→ **Set task**: Using the data below, copy each line that includes the word "JSON".

→ **Dataset excerpt**:
[START]

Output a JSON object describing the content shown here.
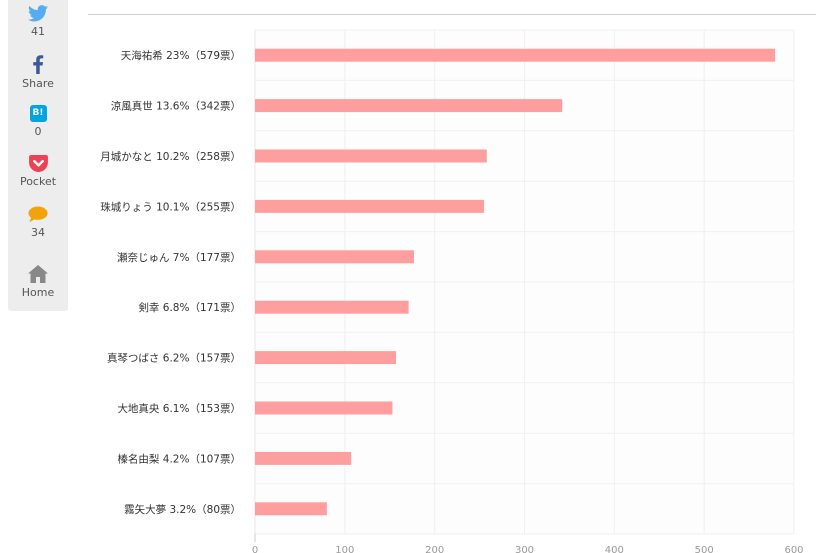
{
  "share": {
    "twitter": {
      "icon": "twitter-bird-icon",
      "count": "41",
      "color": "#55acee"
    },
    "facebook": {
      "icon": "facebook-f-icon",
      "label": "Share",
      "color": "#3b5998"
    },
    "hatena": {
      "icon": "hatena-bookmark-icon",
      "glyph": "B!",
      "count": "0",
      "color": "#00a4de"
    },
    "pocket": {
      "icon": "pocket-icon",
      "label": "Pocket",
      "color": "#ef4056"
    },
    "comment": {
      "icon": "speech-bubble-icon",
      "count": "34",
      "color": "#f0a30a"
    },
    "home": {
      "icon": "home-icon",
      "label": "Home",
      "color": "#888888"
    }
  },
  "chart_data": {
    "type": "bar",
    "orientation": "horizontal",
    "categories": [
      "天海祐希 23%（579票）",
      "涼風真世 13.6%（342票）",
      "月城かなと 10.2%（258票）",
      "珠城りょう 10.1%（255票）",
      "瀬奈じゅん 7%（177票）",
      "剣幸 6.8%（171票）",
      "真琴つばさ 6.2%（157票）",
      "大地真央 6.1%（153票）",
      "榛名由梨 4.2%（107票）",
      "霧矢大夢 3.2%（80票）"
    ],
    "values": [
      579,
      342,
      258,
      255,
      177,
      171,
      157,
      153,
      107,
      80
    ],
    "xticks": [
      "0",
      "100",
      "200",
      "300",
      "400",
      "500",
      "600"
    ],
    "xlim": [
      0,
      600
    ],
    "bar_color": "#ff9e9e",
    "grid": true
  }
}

[END]
[START]

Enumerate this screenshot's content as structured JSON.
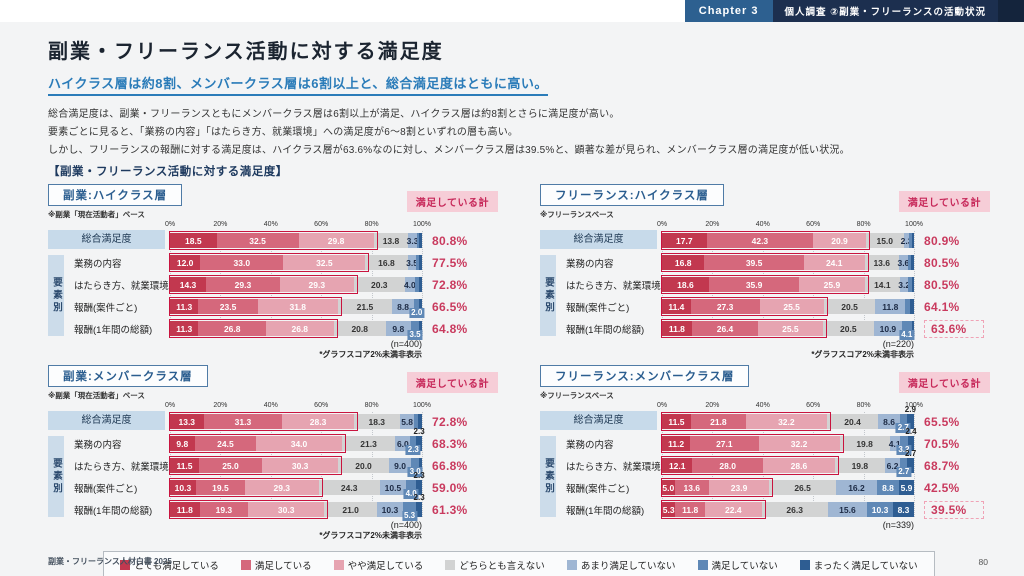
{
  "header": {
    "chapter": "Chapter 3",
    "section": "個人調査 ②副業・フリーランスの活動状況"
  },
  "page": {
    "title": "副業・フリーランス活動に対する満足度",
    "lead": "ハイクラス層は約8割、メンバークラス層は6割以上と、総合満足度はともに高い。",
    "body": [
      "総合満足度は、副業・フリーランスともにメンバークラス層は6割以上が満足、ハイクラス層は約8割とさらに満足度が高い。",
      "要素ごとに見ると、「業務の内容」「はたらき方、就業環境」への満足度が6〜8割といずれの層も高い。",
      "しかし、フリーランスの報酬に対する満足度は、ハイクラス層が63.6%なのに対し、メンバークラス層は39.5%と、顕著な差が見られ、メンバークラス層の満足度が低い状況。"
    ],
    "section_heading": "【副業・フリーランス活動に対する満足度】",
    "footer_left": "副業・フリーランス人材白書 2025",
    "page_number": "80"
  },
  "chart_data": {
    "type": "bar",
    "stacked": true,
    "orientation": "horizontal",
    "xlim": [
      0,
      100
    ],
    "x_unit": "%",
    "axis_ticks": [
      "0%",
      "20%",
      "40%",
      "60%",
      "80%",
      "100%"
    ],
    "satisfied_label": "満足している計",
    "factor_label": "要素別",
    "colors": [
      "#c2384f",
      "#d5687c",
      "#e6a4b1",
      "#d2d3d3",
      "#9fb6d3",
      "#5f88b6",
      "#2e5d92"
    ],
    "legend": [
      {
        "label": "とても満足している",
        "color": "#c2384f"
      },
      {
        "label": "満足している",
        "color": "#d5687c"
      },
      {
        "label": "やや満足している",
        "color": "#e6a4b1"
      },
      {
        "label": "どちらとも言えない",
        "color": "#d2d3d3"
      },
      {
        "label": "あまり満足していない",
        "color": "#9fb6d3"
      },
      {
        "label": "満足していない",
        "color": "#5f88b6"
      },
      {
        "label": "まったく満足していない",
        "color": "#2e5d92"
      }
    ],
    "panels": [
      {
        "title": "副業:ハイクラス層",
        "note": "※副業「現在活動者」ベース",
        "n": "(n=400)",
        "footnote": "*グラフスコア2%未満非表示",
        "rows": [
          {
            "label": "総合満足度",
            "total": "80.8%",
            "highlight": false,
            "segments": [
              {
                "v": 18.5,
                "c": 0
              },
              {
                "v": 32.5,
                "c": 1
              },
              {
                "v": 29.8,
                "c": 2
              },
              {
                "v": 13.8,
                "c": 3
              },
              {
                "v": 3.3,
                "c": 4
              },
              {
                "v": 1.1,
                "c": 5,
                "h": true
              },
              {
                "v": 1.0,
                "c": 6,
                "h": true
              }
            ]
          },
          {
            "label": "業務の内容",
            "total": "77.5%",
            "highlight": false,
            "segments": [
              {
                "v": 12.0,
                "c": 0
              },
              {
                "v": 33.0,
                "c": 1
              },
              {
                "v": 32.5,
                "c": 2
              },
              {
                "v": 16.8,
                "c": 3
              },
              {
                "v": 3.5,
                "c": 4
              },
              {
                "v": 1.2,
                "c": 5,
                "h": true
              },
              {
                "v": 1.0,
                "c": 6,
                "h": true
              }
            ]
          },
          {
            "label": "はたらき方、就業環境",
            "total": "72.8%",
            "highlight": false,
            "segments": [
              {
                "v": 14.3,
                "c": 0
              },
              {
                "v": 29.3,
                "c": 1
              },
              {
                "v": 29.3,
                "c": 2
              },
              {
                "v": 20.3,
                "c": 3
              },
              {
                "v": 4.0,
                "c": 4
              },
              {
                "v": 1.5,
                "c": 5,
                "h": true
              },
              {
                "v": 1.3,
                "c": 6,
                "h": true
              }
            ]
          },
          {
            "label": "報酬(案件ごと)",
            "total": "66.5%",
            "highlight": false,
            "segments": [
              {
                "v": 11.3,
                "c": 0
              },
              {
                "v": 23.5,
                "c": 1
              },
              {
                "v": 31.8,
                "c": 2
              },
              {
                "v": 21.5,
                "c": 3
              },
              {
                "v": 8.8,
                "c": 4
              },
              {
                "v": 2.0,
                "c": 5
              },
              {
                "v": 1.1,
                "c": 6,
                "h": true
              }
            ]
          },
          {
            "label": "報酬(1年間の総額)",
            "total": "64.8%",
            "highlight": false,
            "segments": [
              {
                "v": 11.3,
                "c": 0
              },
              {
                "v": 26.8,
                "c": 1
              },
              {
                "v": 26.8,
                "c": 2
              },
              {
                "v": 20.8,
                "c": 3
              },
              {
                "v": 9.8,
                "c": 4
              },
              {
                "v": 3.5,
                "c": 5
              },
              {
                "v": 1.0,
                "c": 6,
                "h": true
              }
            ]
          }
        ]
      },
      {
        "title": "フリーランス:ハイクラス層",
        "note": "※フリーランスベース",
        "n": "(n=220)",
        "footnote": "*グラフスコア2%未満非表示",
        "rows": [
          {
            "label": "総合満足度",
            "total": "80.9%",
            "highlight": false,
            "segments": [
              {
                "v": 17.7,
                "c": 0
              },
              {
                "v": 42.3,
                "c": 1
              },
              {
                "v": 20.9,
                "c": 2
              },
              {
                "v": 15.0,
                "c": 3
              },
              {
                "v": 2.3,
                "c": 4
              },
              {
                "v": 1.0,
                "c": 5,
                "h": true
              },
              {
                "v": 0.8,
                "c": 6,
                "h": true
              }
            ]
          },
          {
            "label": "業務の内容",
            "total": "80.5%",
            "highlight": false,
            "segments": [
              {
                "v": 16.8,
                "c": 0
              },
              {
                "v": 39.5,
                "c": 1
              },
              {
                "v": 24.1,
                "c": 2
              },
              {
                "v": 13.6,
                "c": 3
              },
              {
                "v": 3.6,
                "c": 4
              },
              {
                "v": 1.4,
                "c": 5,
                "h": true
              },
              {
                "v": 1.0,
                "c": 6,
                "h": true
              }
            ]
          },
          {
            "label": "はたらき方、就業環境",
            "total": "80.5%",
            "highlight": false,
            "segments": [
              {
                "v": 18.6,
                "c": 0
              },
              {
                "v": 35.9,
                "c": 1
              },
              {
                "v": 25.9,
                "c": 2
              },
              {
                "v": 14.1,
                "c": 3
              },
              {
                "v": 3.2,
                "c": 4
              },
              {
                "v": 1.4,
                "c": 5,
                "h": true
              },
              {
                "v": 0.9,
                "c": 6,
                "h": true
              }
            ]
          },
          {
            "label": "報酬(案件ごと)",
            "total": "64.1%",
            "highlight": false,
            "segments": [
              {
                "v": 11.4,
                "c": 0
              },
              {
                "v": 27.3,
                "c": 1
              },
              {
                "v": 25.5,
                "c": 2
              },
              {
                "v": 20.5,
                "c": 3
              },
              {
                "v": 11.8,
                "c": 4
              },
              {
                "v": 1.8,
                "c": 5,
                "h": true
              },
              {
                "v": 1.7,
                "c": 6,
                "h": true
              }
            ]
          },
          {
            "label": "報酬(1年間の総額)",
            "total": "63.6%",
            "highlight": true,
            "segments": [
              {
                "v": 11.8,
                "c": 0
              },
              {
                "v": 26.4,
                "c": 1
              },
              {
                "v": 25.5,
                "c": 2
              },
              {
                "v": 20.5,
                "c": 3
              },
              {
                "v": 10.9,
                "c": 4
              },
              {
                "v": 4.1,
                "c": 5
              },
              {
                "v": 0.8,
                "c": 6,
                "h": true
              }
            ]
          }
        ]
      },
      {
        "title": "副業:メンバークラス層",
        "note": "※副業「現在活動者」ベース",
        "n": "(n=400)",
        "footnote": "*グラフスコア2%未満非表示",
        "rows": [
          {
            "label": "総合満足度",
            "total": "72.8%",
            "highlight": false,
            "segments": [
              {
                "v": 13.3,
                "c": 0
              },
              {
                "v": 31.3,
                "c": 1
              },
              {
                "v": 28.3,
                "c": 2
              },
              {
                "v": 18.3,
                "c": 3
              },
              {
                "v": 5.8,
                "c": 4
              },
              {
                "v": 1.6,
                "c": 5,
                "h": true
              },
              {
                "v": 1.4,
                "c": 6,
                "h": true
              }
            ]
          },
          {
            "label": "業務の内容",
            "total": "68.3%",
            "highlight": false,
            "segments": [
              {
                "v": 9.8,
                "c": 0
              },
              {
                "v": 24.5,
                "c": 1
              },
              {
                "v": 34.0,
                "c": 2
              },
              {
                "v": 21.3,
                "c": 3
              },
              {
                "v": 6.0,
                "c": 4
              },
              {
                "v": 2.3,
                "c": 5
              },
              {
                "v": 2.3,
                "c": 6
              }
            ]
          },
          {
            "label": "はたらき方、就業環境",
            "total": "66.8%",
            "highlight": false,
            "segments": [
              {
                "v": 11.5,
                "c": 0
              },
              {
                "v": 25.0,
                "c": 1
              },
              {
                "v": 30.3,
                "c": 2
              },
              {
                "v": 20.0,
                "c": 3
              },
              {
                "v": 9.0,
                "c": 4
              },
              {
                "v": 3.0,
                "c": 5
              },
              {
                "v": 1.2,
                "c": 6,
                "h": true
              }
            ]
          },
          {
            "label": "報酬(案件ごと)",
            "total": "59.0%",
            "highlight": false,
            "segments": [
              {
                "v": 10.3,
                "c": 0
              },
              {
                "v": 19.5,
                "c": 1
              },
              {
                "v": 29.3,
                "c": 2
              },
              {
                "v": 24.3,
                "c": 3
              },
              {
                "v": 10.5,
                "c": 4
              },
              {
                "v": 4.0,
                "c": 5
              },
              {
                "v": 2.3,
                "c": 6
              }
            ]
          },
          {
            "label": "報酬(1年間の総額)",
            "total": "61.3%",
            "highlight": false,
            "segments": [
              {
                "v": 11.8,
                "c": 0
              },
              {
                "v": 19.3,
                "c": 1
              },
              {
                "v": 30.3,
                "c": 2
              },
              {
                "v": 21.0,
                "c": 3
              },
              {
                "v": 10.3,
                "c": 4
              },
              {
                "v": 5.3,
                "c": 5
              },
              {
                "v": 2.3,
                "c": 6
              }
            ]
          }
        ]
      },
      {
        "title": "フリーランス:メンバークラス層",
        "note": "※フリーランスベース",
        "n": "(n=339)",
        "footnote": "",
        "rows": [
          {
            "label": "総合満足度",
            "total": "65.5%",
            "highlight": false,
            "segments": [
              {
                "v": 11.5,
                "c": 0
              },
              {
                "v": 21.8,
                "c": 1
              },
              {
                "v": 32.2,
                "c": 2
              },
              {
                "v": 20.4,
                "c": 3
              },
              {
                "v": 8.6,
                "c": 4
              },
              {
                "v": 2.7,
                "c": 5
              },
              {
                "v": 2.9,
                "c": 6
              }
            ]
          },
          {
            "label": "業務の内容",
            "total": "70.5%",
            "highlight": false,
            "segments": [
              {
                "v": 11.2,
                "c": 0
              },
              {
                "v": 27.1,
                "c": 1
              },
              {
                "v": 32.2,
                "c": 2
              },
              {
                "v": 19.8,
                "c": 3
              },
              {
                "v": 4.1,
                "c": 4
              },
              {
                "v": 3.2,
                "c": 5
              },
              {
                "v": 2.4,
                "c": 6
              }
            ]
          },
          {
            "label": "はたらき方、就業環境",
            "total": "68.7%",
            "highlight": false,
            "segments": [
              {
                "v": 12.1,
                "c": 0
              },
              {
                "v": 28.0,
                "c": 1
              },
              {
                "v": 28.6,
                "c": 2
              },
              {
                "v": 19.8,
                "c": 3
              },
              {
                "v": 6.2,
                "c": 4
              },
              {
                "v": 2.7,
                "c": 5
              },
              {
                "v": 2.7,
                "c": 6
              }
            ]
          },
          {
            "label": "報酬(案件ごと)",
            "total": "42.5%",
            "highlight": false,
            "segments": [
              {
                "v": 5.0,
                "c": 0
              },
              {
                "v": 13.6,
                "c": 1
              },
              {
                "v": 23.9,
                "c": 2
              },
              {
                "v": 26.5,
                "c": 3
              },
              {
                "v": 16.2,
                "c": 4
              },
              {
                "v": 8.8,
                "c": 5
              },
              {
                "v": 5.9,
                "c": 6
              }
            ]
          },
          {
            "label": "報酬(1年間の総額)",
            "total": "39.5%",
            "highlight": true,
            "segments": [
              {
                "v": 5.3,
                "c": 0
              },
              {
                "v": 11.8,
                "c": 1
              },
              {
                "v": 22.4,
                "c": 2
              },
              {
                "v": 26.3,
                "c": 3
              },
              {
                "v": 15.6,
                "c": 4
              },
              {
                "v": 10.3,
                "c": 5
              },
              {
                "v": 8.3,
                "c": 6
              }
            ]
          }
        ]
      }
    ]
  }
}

[END]

→ **The answer**:
Output a JSON object describing the content shown here.
Enumerate this screenshot's content as structured JSON.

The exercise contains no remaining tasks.